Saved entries
================================

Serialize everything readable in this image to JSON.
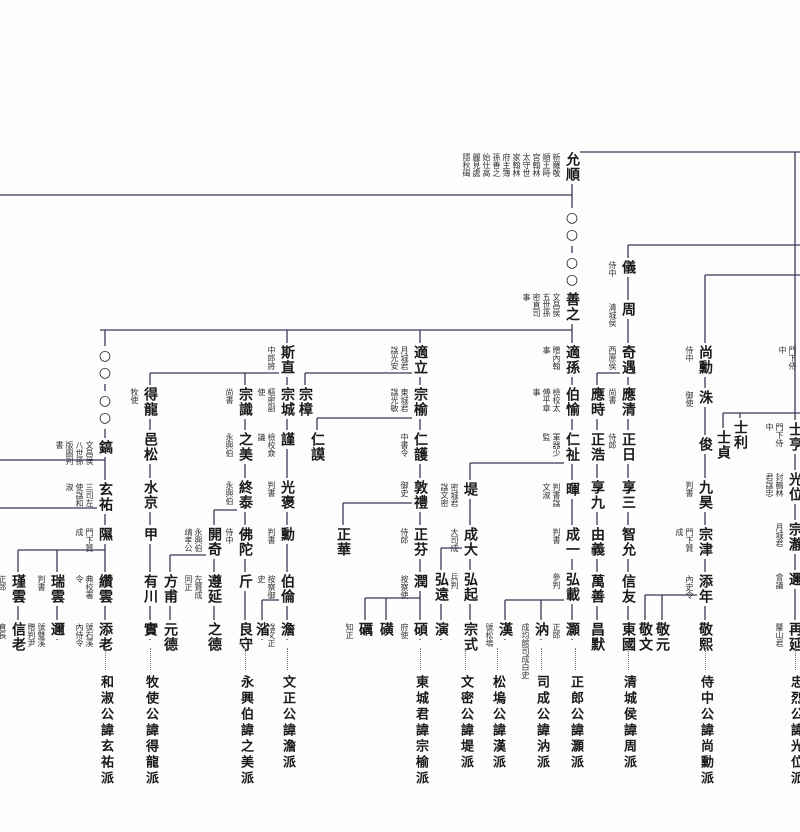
{
  "nodes": [
    {
      "name": "允順",
      "note": "新羅敬順王時宮翰林太守世家翰林府主簿孫善之始仕高麗見處隱秋碣"
    },
    {
      "name": "○○",
      "note": ""
    },
    {
      "name": "○○",
      "note": ""
    },
    {
      "name": "善之",
      "note": "文昌侯五世孫密直司事"
    },
    {
      "name": "適孫",
      "note": "贈內翰事"
    },
    {
      "name": "伯愉",
      "note": "檢校太傅平章事"
    },
    {
      "name": "仁祉",
      "note": "軍器少監"
    },
    {
      "name": "暉",
      "note": "判書諡文淑"
    },
    {
      "name": "成一",
      "note": "判書"
    },
    {
      "name": "弘載",
      "note": "參判"
    },
    {
      "name": "灝",
      "note": "正郎"
    },
    {
      "name": "汭",
      "note": "成均館司成白史"
    },
    {
      "name": "漢",
      "note": "號松塢"
    },
    {
      "name": "堤",
      "note": "密城君諡文密"
    },
    {
      "name": "成大",
      "note": "大司成"
    },
    {
      "name": "弘起",
      "note": "兵判"
    },
    {
      "name": "弘遠",
      "note": ""
    },
    {
      "name": "宗式",
      "note": ""
    },
    {
      "name": "演",
      "note": ""
    },
    {
      "name": "適立",
      "note": "月城君諡光安"
    },
    {
      "name": "宗榆",
      "note": "東城君諡光敏"
    },
    {
      "name": "宗樟",
      "note": ""
    },
    {
      "name": "仁頀",
      "note": "中書令"
    },
    {
      "name": "仁謨",
      "note": ""
    },
    {
      "name": "敦禮",
      "note": "御史"
    },
    {
      "name": "正芬",
      "note": "侍郎"
    },
    {
      "name": "正華",
      "note": ""
    },
    {
      "name": "潤",
      "note": "按察使"
    },
    {
      "name": "碩",
      "note": "府使"
    },
    {
      "name": "磺",
      "note": ""
    },
    {
      "name": "礪",
      "note": "知正"
    },
    {
      "name": "斯直",
      "note": "中郎將"
    },
    {
      "name": "宗城",
      "note": "樞密副使"
    },
    {
      "name": "謹",
      "note": "檢校僉議"
    },
    {
      "name": "光褒",
      "note": "判書"
    },
    {
      "name": "勳",
      "note": "判書"
    },
    {
      "name": "伯倫",
      "note": "按察御史"
    },
    {
      "name": "澹",
      "note": "諡文正"
    },
    {
      "name": "渻",
      "note": ""
    },
    {
      "name": "宗識",
      "note": "尚書"
    },
    {
      "name": "之美",
      "note": "永興伯"
    },
    {
      "name": "終泰",
      "note": "永興伯"
    },
    {
      "name": "佛陀",
      "note": "侍中"
    },
    {
      "name": "開奇",
      "note": "永興伯靖孝公"
    },
    {
      "name": "斤",
      "note": ""
    },
    {
      "name": "良守",
      "note": ""
    },
    {
      "name": "遵延",
      "note": "左贊成同正"
    },
    {
      "name": "之德",
      "note": ""
    },
    {
      "name": "方甫",
      "note": ""
    },
    {
      "name": "元德",
      "note": ""
    },
    {
      "name": "得龍",
      "note": "牧使"
    },
    {
      "name": "邑松",
      "note": ""
    },
    {
      "name": "水京",
      "note": ""
    },
    {
      "name": "甲",
      "note": ""
    },
    {
      "name": "有川",
      "note": ""
    },
    {
      "name": "實",
      "note": ""
    },
    {
      "name": "○○",
      "note": ""
    },
    {
      "name": "○○",
      "note": ""
    },
    {
      "name": "鎬",
      "note": "文昌侯八世孫版圖判書"
    },
    {
      "name": "玄祐",
      "note": "三司左使諡和淑"
    },
    {
      "name": "隰",
      "note": "門下贊成"
    },
    {
      "name": "纘雲",
      "note": "典校署令"
    },
    {
      "name": "瑞雲",
      "note": "判書"
    },
    {
      "name": "瑾雲",
      "note": "正郎"
    },
    {
      "name": "添老",
      "note": "號石溪內侍令"
    },
    {
      "name": "邇",
      "note": "號雙溪贈判尹"
    },
    {
      "name": "信老",
      "note": "直長"
    },
    {
      "name": "儀",
      "note": "侍中"
    },
    {
      "name": "周",
      "note": "清城侯"
    },
    {
      "name": "奇遇",
      "note": "西原侯"
    },
    {
      "name": "應清",
      "note": "尚書"
    },
    {
      "name": "應時",
      "note": ""
    },
    {
      "name": "正日",
      "note": "侍郎"
    },
    {
      "name": "正浩",
      "note": ""
    },
    {
      "name": "享三",
      "note": ""
    },
    {
      "name": "享九",
      "note": ""
    },
    {
      "name": "智允",
      "note": ""
    },
    {
      "name": "由義",
      "note": ""
    },
    {
      "name": "信友",
      "note": ""
    },
    {
      "name": "萬善",
      "note": ""
    },
    {
      "name": "東國",
      "note": ""
    },
    {
      "name": "昌默",
      "note": ""
    },
    {
      "name": "尚勳",
      "note": "侍中"
    },
    {
      "name": "洙",
      "note": "御使"
    },
    {
      "name": "俊",
      "note": ""
    },
    {
      "name": "九昊",
      "note": "判書"
    },
    {
      "name": "宗津",
      "note": "門下贊成"
    },
    {
      "name": "添年",
      "note": "內史令"
    },
    {
      "name": "敬熙",
      "note": ""
    },
    {
      "name": "敬元",
      "note": ""
    },
    {
      "name": "敬文",
      "note": ""
    },
    {
      "name": "士亨",
      "note": "門下侍中"
    },
    {
      "name": "光位",
      "note": "封鶴林君諡忠"
    },
    {
      "name": "宗瀞",
      "note": "月城君"
    },
    {
      "name": "邇",
      "note": "會議"
    },
    {
      "name": "再延",
      "note": "釐山君"
    },
    {
      "name": "士利",
      "note": ""
    },
    {
      "name": "士貞",
      "note": ""
    },
    {
      "name": "",
      "note": "門下侍中"
    }
  ],
  "lineages": [
    "和淑公諱玄祐派",
    "牧使公諱得龍派",
    "永興伯諱之美派",
    "文正公諱澹派",
    "東城君諱宗榆派",
    "文密公諱堤派",
    "松塢公諱漢派",
    "司成公諱汭派",
    "正郎公諱灝派",
    "清城侯諱周派",
    "侍中公諱尚勳派",
    "忠烈公諱光位派"
  ],
  "line_color": "#3a3a5a"
}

================================

> **Given exercise**:
Exclude all images and restate the records above word for word.

> **Response**:
Serialize everything readable in this image to JSON.
{
  "nodes": [
    {
      "name": "允順",
      "note": "新羅敬順王時宮翰林太守世家翰林府主簿孫善之始仕高麗見處隱秋碣"
    },
    {
      "name": "○○",
      "note": ""
    },
    {
      "name": "○○",
      "note": ""
    },
    {
      "name": "善之",
      "note": "文昌侯五世孫密直司事"
    },
    {
      "name": "適孫",
      "note": "贈內翰事"
    },
    {
      "name": "伯愉",
      "note": "檢校太傅平章事"
    },
    {
      "name": "仁祉",
      "note": "軍器少監"
    },
    {
      "name": "暉",
      "note": "判書諡文淑"
    },
    {
      "name": "成一",
      "note": "判書"
    },
    {
      "name": "弘載",
      "note": "參判"
    },
    {
      "name": "灝",
      "note": "正郎"
    },
    {
      "name": "汭",
      "note": "成均館司成白史"
    },
    {
      "name": "漢",
      "note": "號松塢"
    },
    {
      "name": "堤",
      "note": "密城君諡文密"
    },
    {
      "name": "成大",
      "note": "大司成"
    },
    {
      "name": "弘起",
      "note": "兵判"
    },
    {
      "name": "弘遠",
      "note": ""
    },
    {
      "name": "宗式",
      "note": ""
    },
    {
      "name": "演",
      "note": ""
    },
    {
      "name": "適立",
      "note": "月城君諡光安"
    },
    {
      "name": "宗榆",
      "note": "東城君諡光敏"
    },
    {
      "name": "宗樟",
      "note": ""
    },
    {
      "name": "仁頀",
      "note": "中書令"
    },
    {
      "name": "仁謨",
      "note": ""
    },
    {
      "name": "敦禮",
      "note": "御史"
    },
    {
      "name": "正芬",
      "note": "侍郎"
    },
    {
      "name": "正華",
      "note": ""
    },
    {
      "name": "潤",
      "note": "按察使"
    },
    {
      "name": "碩",
      "note": "府使"
    },
    {
      "name": "磺",
      "note": ""
    },
    {
      "name": "礪",
      "note": "知正"
    },
    {
      "name": "斯直",
      "note": "中郎將"
    },
    {
      "name": "宗城",
      "note": "樞密副使"
    },
    {
      "name": "謹",
      "note": "檢校僉議"
    },
    {
      "name": "光褒",
      "note": "判書"
    },
    {
      "name": "勳",
      "note": "判書"
    },
    {
      "name": "伯倫",
      "note": "按察御史"
    },
    {
      "name": "澹",
      "note": "諡文正"
    },
    {
      "name": "渻",
      "note": ""
    },
    {
      "name": "宗識",
      "note": "尚書"
    },
    {
      "name": "之美",
      "note": "永興伯"
    },
    {
      "name": "終泰",
      "note": "永興伯"
    },
    {
      "name": "佛陀",
      "note": "侍中"
    },
    {
      "name": "開奇",
      "note": "永興伯靖孝公"
    },
    {
      "name": "斤",
      "note": ""
    },
    {
      "name": "良守",
      "note": ""
    },
    {
      "name": "遵延",
      "note": "左贊成同正"
    },
    {
      "name": "之德",
      "note": ""
    },
    {
      "name": "方甫",
      "note": ""
    },
    {
      "name": "元德",
      "note": ""
    },
    {
      "name": "得龍",
      "note": "牧使"
    },
    {
      "name": "邑松",
      "note": ""
    },
    {
      "name": "水京",
      "note": ""
    },
    {
      "name": "甲",
      "note": ""
    },
    {
      "name": "有川",
      "note": ""
    },
    {
      "name": "實",
      "note": ""
    },
    {
      "name": "○○",
      "note": ""
    },
    {
      "name": "○○",
      "note": ""
    },
    {
      "name": "鎬",
      "note": "文昌侯八世孫版圖判書"
    },
    {
      "name": "玄祐",
      "note": "三司左使諡和淑"
    },
    {
      "name": "隰",
      "note": "門下贊成"
    },
    {
      "name": "纘雲",
      "note": "典校署令"
    },
    {
      "name": "瑞雲",
      "note": "判書"
    },
    {
      "name": "瑾雲",
      "note": "正郎"
    },
    {
      "name": "添老",
      "note": "號石溪內侍令"
    },
    {
      "name": "邇",
      "note": "號雙溪贈判尹"
    },
    {
      "name": "信老",
      "note": "直長"
    },
    {
      "name": "儀",
      "note": "侍中"
    },
    {
      "name": "周",
      "note": "清城侯"
    },
    {
      "name": "奇遇",
      "note": "西原侯"
    },
    {
      "name": "應清",
      "note": "尚書"
    },
    {
      "name": "應時",
      "note": ""
    },
    {
      "name": "正日",
      "note": "侍郎"
    },
    {
      "name": "正浩",
      "note": ""
    },
    {
      "name": "享三",
      "note": ""
    },
    {
      "name": "享九",
      "note": ""
    },
    {
      "name": "智允",
      "note": ""
    },
    {
      "name": "由義",
      "note": ""
    },
    {
      "name": "信友",
      "note": ""
    },
    {
      "name": "萬善",
      "note": ""
    },
    {
      "name": "東國",
      "note": ""
    },
    {
      "name": "昌默",
      "note": ""
    },
    {
      "name": "尚勳",
      "note": "侍中"
    },
    {
      "name": "洙",
      "note": "御使"
    },
    {
      "name": "俊",
      "note": ""
    },
    {
      "name": "九昊",
      "note": "判書"
    },
    {
      "name": "宗津",
      "note": "門下贊成"
    },
    {
      "name": "添年",
      "note": "內史令"
    },
    {
      "name": "敬熙",
      "note": ""
    },
    {
      "name": "敬元",
      "note": ""
    },
    {
      "name": "敬文",
      "note": ""
    },
    {
      "name": "士亨",
      "note": "門下侍中"
    },
    {
      "name": "光位",
      "note": "封鶴林君諡忠"
    },
    {
      "name": "宗瀞",
      "note": "月城君"
    },
    {
      "name": "邇",
      "note": "會議"
    },
    {
      "name": "再延",
      "note": "釐山君"
    },
    {
      "name": "士利",
      "note": ""
    },
    {
      "name": "士貞",
      "note": ""
    },
    {
      "name": "",
      "note": "門下侍中"
    }
  ],
  "lineages": [
    "和淑公諱玄祐派",
    "牧使公諱得龍派",
    "永興伯諱之美派",
    "文正公諱澹派",
    "東城君諱宗榆派",
    "文密公諱堤派",
    "松塢公諱漢派",
    "司成公諱汭派",
    "正郎公諱灝派",
    "清城侯諱周派",
    "侍中公諱尚勳派",
    "忠烈公諱光位派"
  ],
  "line_color": "#3a3a5a"
}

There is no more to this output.